* DATA EXTRACT *
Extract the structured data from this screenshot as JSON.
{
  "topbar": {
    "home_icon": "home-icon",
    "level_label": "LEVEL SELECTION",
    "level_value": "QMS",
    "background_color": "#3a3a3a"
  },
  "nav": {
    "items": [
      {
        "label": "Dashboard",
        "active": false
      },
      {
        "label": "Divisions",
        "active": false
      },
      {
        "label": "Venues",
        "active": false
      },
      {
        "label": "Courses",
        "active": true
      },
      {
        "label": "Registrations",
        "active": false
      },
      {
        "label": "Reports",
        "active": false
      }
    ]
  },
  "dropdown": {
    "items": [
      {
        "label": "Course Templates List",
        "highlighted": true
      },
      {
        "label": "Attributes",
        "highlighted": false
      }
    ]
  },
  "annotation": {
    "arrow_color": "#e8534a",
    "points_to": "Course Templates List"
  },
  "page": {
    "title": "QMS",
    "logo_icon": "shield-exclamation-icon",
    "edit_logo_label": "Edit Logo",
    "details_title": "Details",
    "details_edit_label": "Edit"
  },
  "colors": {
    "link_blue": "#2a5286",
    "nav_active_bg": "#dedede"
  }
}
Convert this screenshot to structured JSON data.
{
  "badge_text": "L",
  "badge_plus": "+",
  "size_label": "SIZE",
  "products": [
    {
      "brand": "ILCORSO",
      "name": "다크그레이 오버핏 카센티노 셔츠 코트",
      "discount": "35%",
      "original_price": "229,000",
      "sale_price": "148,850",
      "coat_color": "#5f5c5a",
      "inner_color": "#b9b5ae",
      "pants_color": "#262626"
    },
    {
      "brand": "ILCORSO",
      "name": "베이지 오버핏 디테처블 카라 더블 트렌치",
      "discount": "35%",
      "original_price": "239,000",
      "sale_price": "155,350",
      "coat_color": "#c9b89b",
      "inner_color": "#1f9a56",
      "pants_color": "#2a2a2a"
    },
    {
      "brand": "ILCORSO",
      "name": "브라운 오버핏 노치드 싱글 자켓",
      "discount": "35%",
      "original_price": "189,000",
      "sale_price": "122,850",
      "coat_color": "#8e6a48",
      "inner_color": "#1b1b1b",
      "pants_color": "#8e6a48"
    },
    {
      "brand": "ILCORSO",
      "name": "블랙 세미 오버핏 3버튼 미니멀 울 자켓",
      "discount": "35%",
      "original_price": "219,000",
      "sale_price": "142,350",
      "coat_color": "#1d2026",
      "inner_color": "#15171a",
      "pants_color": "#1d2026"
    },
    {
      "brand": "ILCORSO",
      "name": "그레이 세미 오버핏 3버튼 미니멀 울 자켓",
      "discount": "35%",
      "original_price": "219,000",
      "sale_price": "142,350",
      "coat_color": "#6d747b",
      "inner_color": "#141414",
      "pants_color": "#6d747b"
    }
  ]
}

* REQUIRED WORK *
Report the number of lines holding the string "highlighted", without any other words.

* COMPLETED TASK *
2